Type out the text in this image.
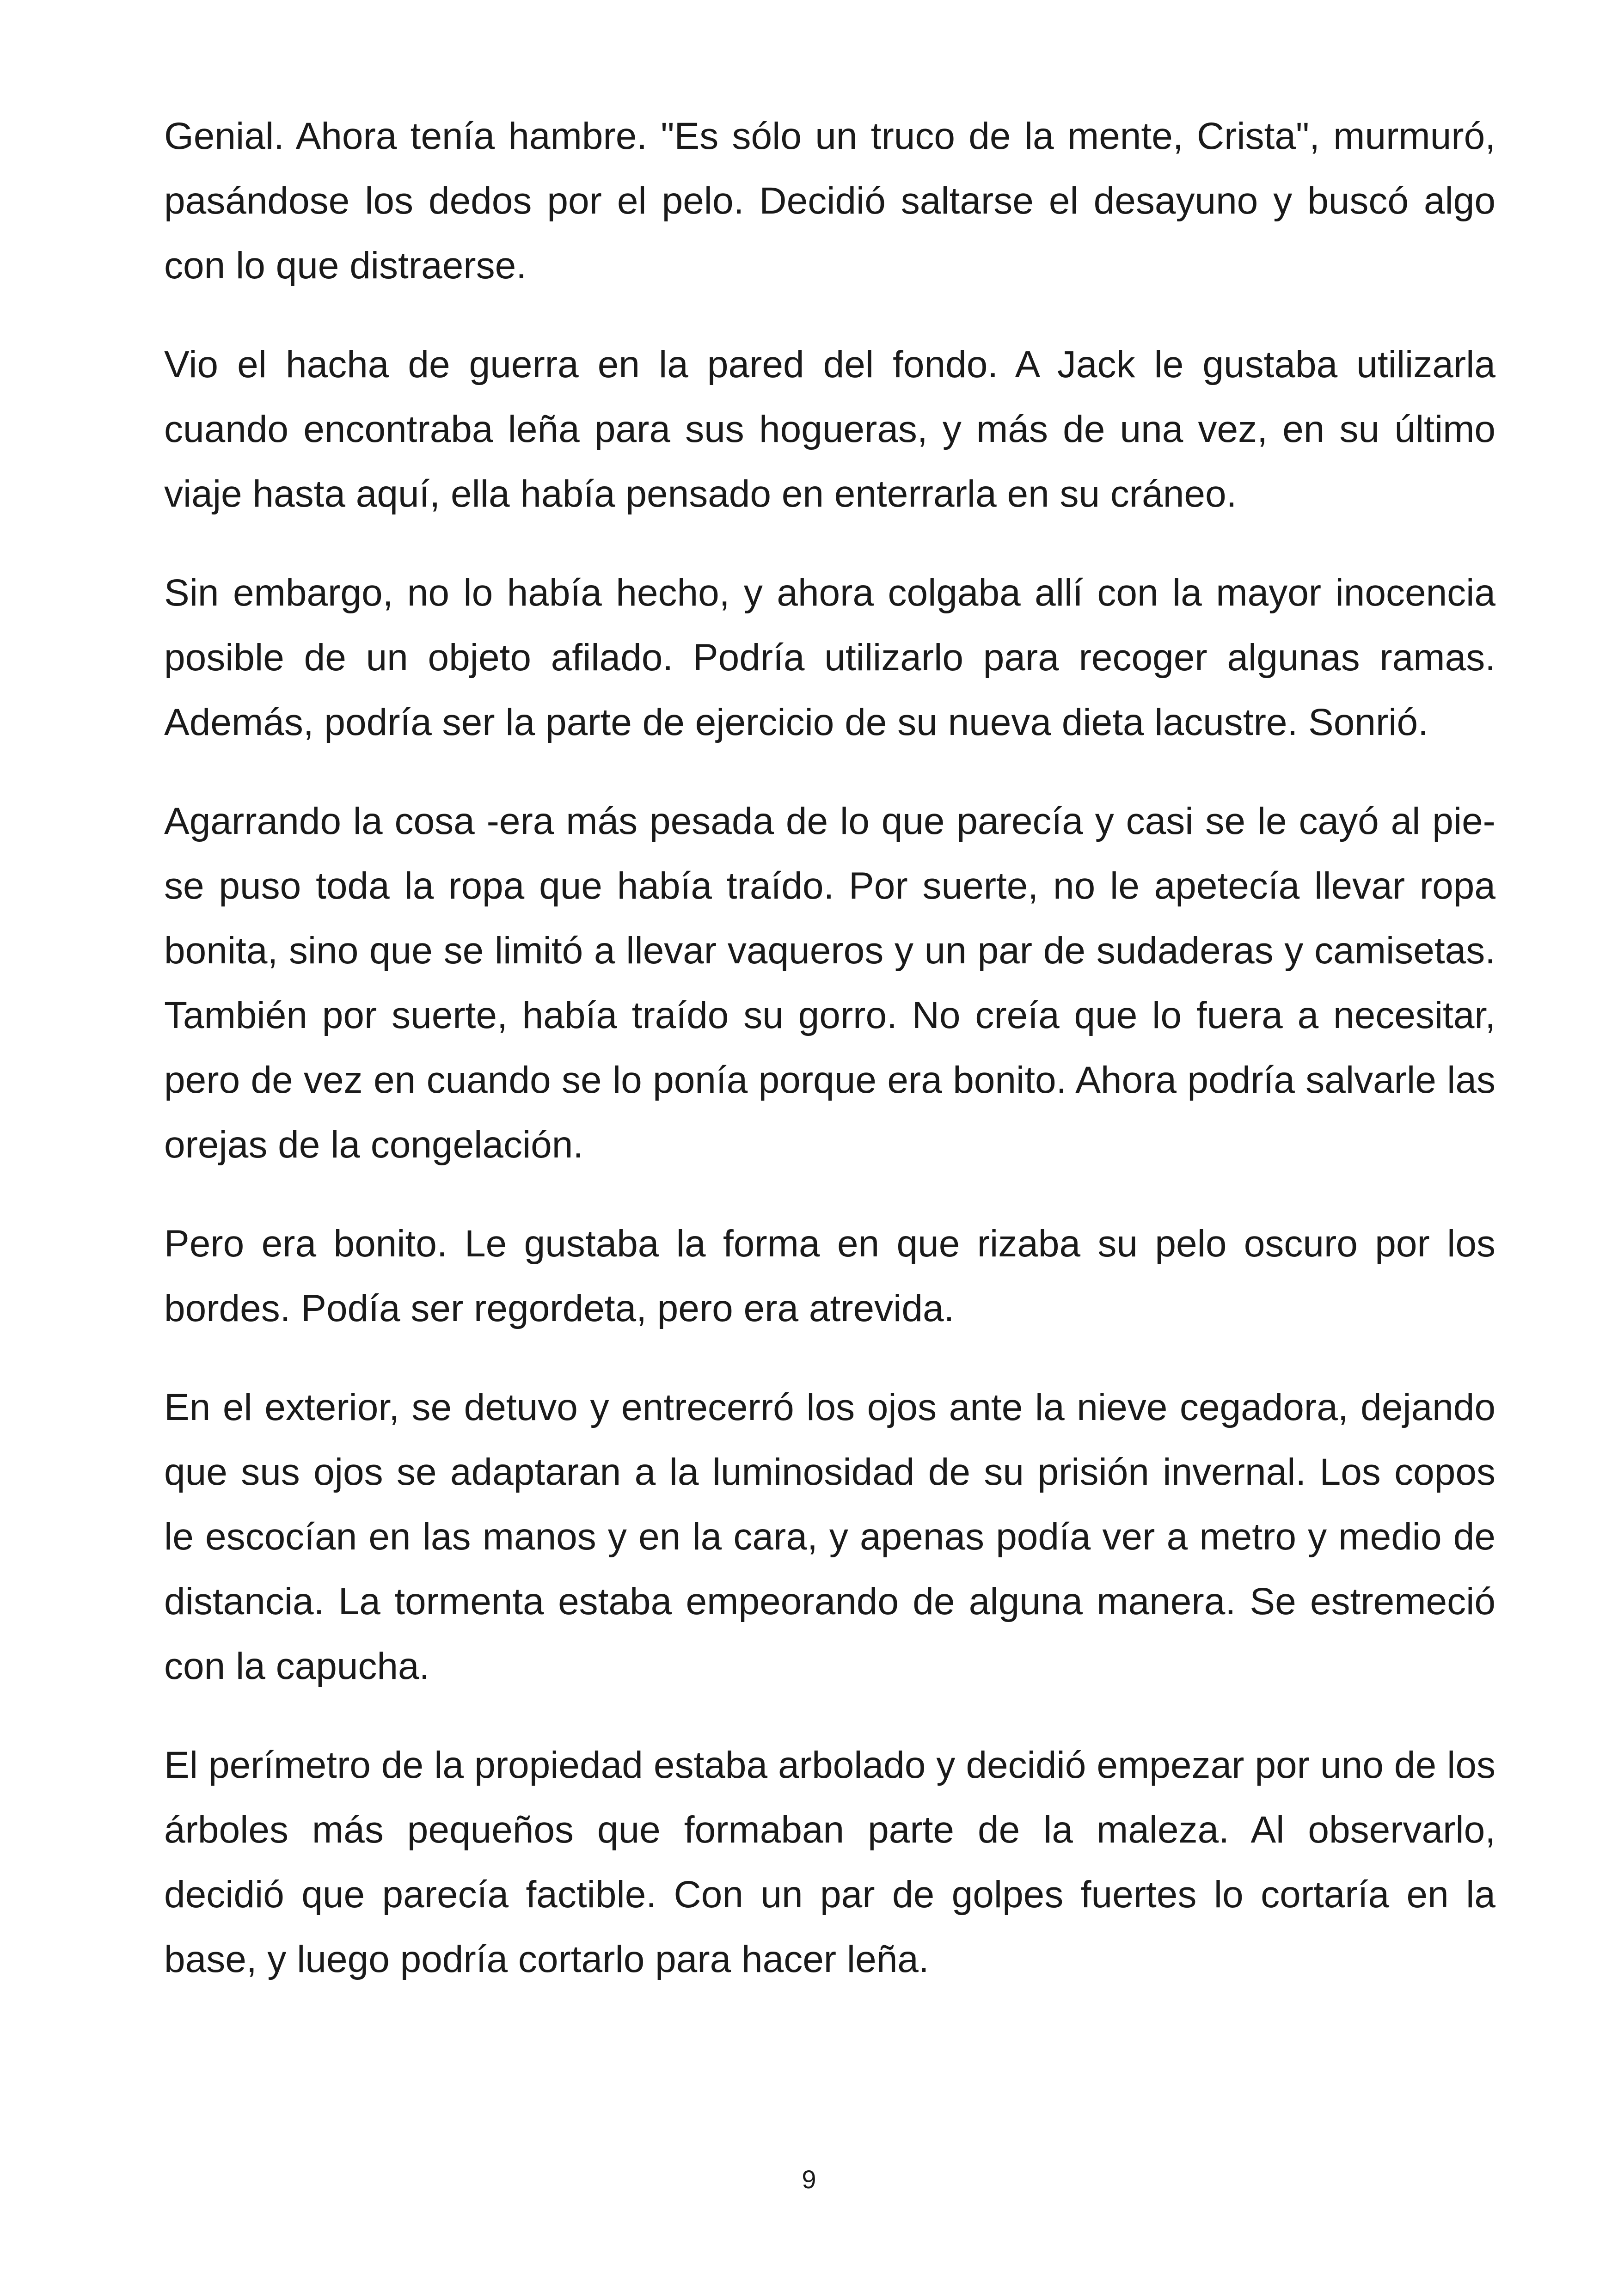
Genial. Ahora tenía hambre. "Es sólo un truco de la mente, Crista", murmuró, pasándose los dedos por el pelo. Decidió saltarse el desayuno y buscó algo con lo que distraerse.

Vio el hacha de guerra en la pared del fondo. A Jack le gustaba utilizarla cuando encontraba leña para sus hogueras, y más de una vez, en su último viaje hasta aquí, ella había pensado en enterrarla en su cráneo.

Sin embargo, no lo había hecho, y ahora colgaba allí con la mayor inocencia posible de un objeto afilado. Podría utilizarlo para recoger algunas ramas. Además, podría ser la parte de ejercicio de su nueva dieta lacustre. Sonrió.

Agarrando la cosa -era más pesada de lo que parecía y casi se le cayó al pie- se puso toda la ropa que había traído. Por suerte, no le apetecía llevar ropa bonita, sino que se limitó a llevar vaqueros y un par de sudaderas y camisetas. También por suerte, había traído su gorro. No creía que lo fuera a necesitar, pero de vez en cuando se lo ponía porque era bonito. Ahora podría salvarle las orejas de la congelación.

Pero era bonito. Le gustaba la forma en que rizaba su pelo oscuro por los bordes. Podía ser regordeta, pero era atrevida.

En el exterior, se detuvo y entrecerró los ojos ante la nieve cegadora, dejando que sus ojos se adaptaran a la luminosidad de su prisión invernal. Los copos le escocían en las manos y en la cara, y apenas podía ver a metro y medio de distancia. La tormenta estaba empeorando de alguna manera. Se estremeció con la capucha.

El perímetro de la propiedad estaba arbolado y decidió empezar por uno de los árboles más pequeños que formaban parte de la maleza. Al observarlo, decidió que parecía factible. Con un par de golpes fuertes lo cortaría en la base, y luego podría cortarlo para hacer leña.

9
+ + + + + + +
=== WHAT IS NEEDED ===
Copy each line that holds the word "cuando".

=== FINISHED TASK ===
Vio el hacha de guerra en la pared del fondo. A Jack le gustaba utilizarla cuando encontraba leña para sus hogueras, y más de una vez, en su último viaje hasta aquí, ella había pensado en enterrarla en su cráneo.
Agarrando la cosa -era más pesada de lo que parecía y casi se le cayó al pie- se puso toda la ropa que había traído. Por suerte, no le apetecía llevar ropa bonita, sino que se limitó a llevar vaqueros y un par de sudaderas y camisetas. También por suerte, había traído su gorro. No creía que lo fuera a necesitar, pero de vez en cuando se lo ponía porque era bonito. Ahora podría salvarle las orejas de la congelación.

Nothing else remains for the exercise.